* [Requirement]: Continue the article on taxpayer subsidies to BP through the Pentagon, starting after its last sentence.

* [Text section]:
How Taxpayers Are Subsidizing BP’s Disaster Through the Pentagon
By Nick Turse

Residents of Louisiana, Mississippi, Alabama, and Florida are livid with BP in the wake of the massive, never-ending oil spill in the Gulf of Mexico -- and Barack Obama says they ought to be. But there’s one aspect of the BP story that most of those angry residents of the Gulf states aren’t aware of. And the president hasn’t had a thing to say about it.

Even as the tar balls hit Gulf beaches, their tax dollars are subsidizing BP and so far, President Obama has not shown the slightest indication that he plans to stop their flow into BP coffers, despite the recent call of Public Citizen, a watchdog group, to end the nation’s business dealings with company. In fact, the Department of Defense, which has a longstanding, multi-billion dollar business relationship with BP, tells TomDispatch that it has no plans to sever current business ties or curtail future contracts with the oil giant.

Talking Tough

In recent weeks, against a news backdrop of oil-soaked pelicans, President Obama has been talking tough. “We’ve ordered BP to pay economic injury claims, and we will make sure they deliver,” he announced on June 1st. Days later, he rebuked the oil giant for considering plans to pay out large dividends to shareholders and for spending tens of millions of dollars on an advertising campaign to repair the company’s tarnished image.

"My understanding is that BP had contracted for $50 million worth of TV advertising to manage their image in the course of this disaster," the president said. "Now, I don't have a problem with BP fulfilling its legal obligations. What I don't want to hear is that they're spending that kind of money on shareholders and spending that kind of money on TV advertising, [but] they're nickel-and-diming fishermen or small businesses here in the Gulf who are having a hard time."

As part of his ongoing attempt to deal with flak from critics who claim that his reaction to the disaster in the Gulf of Mexico has been far too measured and that his administration has mishandled its response to the disaster, Obama told NBC “Today Show” host Matt Lauer: "I don't sit around just talking to experts because this is a college seminar. We talk to these folks because they potentially have the best answers, so I know whose ass to kick.”

[Document understanding data]
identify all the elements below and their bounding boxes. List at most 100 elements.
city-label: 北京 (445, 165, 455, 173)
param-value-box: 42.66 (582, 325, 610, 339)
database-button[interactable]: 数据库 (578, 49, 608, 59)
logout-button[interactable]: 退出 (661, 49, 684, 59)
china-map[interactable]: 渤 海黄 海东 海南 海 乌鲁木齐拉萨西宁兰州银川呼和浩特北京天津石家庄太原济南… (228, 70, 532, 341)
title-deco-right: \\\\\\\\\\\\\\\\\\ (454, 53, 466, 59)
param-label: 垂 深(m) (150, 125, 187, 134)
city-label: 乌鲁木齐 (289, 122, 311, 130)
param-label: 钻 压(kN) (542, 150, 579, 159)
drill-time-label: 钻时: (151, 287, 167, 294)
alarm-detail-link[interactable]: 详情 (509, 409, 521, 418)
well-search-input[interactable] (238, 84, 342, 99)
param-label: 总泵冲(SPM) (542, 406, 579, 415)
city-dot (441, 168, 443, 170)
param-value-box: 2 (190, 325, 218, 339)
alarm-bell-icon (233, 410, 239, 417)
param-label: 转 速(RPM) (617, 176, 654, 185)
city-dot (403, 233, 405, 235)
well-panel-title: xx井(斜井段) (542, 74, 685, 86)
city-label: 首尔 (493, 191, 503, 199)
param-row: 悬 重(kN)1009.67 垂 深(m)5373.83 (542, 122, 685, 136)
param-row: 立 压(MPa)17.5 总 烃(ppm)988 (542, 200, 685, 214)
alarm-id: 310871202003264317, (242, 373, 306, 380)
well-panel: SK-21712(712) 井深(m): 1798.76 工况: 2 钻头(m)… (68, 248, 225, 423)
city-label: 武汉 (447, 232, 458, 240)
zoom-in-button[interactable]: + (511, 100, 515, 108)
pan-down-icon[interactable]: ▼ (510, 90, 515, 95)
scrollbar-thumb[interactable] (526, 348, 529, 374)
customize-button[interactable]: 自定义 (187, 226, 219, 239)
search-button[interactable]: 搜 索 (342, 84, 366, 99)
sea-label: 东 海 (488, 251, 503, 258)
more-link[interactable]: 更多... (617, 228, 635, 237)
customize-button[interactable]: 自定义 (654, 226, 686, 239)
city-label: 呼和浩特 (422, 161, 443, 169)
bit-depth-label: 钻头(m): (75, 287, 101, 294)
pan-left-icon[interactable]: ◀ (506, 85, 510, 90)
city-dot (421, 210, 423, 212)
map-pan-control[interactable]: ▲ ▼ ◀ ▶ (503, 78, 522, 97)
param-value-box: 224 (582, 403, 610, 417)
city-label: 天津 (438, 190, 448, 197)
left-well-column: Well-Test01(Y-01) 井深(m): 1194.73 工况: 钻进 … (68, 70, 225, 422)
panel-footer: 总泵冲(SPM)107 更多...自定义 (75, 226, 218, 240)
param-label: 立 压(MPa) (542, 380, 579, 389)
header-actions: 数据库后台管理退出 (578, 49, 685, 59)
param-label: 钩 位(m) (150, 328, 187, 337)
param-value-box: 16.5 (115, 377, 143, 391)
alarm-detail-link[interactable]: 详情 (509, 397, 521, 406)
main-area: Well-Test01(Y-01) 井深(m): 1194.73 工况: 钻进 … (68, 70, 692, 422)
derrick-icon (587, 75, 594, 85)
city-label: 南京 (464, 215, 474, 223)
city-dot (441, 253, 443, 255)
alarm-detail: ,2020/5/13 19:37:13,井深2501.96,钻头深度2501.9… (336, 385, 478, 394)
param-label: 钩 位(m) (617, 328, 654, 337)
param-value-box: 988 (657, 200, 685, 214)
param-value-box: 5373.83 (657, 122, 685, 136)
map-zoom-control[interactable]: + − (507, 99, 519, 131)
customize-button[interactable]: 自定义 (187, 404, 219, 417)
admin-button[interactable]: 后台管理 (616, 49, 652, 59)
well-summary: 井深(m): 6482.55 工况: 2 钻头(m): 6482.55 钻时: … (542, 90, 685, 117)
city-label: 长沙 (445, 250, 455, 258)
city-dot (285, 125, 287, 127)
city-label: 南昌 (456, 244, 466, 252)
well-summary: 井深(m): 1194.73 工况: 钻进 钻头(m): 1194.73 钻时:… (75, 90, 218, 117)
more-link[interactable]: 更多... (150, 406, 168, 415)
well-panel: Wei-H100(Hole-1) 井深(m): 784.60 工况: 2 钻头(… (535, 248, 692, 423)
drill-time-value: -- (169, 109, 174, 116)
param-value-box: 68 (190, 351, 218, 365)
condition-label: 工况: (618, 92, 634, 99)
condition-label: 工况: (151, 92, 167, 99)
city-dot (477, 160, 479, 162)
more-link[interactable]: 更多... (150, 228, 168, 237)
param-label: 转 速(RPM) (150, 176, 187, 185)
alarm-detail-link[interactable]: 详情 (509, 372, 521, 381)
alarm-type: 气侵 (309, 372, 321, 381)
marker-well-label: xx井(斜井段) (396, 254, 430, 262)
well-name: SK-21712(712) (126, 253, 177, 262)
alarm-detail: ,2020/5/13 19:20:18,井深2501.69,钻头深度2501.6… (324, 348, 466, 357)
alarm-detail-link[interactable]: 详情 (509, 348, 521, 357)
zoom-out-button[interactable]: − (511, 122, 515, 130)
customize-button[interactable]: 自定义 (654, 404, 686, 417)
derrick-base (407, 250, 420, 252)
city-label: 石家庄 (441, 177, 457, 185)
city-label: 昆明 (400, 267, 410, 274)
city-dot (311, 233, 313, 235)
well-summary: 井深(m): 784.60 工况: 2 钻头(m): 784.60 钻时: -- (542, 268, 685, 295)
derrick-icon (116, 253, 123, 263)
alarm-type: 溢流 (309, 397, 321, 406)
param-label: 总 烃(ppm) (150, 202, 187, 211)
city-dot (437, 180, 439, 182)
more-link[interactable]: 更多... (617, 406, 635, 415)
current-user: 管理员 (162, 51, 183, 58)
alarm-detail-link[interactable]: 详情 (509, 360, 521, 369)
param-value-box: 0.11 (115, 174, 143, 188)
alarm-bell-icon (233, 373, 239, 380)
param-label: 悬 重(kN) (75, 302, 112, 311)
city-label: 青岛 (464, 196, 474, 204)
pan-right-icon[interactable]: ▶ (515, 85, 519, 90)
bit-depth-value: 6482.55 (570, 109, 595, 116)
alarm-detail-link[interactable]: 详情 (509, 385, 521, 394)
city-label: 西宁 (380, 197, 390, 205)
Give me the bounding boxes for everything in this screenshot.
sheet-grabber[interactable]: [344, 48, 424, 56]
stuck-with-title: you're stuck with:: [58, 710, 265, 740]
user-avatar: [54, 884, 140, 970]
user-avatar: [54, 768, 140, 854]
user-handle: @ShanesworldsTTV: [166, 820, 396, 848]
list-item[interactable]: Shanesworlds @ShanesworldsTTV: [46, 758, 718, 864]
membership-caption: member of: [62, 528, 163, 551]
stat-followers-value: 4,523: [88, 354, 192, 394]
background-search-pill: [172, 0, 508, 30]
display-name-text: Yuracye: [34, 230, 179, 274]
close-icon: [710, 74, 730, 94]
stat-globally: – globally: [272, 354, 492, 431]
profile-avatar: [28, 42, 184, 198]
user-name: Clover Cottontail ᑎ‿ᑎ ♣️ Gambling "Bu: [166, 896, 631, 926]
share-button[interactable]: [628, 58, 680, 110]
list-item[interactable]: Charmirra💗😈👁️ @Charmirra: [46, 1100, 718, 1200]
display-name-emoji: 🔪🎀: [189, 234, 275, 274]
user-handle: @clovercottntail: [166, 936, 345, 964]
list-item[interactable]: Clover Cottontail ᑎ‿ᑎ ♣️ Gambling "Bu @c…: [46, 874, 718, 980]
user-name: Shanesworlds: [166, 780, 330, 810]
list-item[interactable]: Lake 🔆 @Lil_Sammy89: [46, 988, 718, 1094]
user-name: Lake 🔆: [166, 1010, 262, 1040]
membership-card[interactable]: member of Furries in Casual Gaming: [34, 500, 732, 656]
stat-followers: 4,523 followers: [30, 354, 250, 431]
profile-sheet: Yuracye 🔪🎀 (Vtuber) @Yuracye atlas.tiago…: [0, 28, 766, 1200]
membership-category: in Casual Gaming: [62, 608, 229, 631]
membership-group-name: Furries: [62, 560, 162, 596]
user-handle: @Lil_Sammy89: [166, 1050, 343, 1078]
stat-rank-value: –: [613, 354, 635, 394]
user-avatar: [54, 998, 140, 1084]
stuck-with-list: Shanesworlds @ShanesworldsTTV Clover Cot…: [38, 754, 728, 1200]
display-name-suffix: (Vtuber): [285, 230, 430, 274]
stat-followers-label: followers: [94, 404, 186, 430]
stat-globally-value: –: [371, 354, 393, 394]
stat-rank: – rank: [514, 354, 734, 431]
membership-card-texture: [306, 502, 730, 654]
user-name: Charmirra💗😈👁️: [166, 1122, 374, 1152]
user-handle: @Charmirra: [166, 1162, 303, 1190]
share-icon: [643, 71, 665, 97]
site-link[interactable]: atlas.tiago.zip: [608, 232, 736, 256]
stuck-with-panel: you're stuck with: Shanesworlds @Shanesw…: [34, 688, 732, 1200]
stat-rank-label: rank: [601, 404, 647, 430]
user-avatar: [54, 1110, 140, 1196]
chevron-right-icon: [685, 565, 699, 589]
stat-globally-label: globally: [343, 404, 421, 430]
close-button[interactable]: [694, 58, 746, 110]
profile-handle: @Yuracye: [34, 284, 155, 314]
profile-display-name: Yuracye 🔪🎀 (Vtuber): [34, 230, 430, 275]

* [Task output]:
While the president has been on the verbal warpath, the U.S. military has -- with little notice -- continued to carry on a major business partnership with BP, despite the company’s disastrous environmental record.

Repeat Offenders

As an institution, the Pentagon runs on oil. Its jet fighters, bombers, tanks, Humvees, and other vehicles burn 75% of the fuel used by the Department of Defense. For example, B-52 bombers consume 47,000 gallons per mission, and when an F-16 fighter kicks in its afterburners, it burns through $300 worth of fuel a minute. In fact, according to an article in the April 2010 issue of Energy Source, the official newsletter of the Pentagon’s fuel-buying component, the DoD purchases three billion gallons of jet fuel per year.

Thanks to the wars in Iraq and Afghanistan, the Department of Defense has been consuming vast quantities of fuel. According to 2008 figures, for example, U.S. military bases in Iraq and Afghanistan used a staggering 90 million gallons per month. Given the base-building boom that preceded President Obama’s Afghan surge, the 2010 figures may be significantly higher.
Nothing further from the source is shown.